*What this task involves*. Answer with a number only: how many lines of the entries below contain the word "Imaging"?

● ● ●

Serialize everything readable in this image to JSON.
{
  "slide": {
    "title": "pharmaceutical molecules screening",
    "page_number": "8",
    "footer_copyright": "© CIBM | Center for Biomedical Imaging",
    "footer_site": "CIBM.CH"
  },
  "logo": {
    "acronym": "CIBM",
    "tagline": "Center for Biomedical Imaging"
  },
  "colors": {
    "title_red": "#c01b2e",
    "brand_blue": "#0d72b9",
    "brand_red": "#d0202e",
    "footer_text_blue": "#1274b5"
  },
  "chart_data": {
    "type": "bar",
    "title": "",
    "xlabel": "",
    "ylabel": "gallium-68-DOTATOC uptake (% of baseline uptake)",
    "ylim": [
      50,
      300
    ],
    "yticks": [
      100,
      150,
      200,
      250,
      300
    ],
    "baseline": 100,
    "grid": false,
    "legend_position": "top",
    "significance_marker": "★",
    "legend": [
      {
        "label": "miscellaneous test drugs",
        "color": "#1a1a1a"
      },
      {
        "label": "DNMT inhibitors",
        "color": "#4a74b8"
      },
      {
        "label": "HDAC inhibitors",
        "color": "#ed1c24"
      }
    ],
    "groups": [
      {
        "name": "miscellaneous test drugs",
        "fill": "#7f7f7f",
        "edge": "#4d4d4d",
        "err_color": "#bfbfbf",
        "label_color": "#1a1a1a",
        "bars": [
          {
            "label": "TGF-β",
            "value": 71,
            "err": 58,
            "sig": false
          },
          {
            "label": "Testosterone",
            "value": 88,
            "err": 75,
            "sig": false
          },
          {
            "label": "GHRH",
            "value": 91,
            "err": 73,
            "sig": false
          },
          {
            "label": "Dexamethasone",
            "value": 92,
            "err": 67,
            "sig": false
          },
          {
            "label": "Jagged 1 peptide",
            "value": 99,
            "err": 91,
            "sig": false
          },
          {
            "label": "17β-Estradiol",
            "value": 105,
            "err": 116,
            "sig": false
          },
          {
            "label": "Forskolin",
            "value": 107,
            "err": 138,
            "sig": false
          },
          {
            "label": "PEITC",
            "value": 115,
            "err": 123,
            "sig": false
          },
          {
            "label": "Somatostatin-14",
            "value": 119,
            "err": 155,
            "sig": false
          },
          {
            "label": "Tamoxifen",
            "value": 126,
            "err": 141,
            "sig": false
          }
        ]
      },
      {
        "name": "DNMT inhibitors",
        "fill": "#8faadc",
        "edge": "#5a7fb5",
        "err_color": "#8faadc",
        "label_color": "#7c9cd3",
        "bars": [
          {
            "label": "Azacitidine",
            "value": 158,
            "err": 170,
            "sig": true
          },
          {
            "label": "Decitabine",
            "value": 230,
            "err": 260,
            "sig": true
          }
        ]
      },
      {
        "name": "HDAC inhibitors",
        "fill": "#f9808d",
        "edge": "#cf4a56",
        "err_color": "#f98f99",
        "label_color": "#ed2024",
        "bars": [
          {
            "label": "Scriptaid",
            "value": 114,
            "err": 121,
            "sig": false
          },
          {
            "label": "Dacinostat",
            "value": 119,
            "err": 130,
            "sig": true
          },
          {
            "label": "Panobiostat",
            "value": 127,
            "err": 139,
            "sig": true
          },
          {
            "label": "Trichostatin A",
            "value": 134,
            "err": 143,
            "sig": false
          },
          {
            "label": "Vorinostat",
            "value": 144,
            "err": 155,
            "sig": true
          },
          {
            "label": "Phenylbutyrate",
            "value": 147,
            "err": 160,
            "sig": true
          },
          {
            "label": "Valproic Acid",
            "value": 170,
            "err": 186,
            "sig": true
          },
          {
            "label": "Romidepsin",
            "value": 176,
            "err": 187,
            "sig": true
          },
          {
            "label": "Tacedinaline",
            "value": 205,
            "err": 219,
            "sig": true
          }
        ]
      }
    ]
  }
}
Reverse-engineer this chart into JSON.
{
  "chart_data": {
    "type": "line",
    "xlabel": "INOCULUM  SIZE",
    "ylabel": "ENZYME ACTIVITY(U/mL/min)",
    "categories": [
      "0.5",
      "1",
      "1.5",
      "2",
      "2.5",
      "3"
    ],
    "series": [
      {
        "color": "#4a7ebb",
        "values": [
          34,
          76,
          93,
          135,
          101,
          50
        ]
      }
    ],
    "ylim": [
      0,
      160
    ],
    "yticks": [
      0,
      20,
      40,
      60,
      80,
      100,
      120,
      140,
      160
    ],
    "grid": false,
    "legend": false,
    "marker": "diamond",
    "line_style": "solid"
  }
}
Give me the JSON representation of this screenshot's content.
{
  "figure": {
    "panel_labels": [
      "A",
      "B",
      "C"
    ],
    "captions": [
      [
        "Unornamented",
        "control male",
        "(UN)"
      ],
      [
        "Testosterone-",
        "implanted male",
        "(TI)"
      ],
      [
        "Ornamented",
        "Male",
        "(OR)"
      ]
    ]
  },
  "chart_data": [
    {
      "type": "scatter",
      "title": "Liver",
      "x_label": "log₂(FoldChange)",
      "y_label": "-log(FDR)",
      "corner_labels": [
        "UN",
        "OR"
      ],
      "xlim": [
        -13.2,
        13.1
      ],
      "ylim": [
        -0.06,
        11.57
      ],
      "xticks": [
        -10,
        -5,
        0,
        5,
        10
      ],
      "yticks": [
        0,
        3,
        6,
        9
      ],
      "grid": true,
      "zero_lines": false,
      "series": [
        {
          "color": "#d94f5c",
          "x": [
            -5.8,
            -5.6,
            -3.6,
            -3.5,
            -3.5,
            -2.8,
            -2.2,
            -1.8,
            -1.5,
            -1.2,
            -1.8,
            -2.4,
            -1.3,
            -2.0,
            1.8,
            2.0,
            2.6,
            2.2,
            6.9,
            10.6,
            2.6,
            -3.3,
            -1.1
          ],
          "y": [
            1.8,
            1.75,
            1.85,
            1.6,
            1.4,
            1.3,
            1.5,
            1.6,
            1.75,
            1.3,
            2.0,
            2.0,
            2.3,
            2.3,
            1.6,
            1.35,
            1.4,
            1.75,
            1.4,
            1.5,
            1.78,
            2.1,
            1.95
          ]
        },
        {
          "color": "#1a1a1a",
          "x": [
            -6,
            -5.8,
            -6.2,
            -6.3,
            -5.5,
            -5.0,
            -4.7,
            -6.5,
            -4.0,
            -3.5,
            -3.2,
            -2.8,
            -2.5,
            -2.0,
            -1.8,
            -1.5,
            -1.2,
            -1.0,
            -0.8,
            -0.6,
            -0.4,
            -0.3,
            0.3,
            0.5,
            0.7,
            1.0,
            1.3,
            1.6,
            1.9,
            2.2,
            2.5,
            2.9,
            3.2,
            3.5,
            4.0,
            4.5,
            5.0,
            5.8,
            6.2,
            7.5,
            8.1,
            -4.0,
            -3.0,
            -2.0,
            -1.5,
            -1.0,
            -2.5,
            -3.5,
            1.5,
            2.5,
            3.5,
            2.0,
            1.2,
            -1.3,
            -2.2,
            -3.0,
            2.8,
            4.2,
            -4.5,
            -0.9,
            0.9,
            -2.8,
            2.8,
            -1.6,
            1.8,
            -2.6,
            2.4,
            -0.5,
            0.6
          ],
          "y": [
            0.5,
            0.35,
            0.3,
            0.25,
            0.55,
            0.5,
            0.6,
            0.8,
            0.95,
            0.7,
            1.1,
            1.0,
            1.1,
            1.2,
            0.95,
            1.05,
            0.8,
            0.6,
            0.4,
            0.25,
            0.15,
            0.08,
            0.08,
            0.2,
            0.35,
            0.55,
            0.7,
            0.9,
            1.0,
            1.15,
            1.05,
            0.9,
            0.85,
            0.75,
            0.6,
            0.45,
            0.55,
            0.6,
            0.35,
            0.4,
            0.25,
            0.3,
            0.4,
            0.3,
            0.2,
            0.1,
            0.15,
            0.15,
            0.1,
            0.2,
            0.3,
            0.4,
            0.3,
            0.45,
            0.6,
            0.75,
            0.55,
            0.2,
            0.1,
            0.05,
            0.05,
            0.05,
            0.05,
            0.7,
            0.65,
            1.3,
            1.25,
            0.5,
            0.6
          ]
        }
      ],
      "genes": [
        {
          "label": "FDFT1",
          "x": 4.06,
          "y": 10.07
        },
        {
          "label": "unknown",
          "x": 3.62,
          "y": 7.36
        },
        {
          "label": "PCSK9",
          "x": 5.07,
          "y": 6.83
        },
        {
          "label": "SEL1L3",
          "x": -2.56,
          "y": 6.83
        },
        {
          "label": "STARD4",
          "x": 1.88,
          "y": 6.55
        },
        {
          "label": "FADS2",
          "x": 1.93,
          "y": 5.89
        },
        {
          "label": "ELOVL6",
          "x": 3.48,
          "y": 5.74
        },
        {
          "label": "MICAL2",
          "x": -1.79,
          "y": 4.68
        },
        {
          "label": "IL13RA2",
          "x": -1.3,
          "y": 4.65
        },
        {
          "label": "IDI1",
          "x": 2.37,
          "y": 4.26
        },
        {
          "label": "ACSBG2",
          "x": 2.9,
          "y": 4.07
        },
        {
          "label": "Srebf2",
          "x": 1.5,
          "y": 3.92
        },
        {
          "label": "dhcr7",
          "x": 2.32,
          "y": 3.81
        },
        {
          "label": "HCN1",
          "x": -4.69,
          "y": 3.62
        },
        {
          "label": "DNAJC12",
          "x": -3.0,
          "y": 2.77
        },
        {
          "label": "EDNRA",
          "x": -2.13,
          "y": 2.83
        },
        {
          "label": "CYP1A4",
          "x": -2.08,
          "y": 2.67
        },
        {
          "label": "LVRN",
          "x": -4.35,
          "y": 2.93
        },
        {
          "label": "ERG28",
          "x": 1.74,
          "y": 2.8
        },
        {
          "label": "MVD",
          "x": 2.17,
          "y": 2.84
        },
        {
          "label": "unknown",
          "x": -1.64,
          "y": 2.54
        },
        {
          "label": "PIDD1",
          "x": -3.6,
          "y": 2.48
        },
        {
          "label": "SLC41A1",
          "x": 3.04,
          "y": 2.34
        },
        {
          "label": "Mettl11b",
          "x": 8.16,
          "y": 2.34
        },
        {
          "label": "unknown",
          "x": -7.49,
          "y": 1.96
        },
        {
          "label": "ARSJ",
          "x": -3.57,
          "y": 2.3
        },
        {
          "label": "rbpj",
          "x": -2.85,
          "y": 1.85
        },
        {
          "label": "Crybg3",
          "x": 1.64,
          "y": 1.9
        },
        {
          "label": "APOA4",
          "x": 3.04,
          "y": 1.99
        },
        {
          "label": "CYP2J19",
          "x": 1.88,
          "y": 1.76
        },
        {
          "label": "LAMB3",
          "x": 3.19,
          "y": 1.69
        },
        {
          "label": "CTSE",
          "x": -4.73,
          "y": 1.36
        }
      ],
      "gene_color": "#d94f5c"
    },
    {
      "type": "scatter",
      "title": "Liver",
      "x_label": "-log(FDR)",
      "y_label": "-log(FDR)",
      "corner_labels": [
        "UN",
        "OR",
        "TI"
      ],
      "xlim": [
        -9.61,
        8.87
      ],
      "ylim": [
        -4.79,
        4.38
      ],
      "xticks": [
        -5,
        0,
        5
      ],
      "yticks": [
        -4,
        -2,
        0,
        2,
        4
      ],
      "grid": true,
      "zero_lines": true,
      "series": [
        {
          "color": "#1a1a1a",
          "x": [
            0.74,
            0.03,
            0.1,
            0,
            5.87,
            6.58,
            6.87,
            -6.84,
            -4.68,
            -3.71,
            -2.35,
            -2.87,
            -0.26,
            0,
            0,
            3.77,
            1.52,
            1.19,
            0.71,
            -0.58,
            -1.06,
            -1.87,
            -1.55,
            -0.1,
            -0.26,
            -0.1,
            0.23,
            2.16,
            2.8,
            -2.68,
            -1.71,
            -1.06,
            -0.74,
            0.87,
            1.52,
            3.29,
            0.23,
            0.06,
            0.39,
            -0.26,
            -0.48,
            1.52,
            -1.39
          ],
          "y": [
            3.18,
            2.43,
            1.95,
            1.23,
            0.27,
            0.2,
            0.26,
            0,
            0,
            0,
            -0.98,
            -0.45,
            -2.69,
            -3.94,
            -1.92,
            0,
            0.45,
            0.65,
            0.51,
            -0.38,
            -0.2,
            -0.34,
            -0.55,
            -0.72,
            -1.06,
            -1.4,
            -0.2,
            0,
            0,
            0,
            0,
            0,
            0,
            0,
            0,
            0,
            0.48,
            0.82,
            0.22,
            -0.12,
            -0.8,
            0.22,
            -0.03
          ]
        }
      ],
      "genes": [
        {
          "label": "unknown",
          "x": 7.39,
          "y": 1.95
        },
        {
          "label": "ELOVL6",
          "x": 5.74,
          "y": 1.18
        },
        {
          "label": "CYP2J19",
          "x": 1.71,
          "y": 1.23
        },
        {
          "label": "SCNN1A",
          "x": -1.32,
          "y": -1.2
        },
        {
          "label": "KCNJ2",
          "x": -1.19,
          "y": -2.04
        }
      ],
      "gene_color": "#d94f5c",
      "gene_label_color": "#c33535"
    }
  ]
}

● ● ●

*Finished task*. 2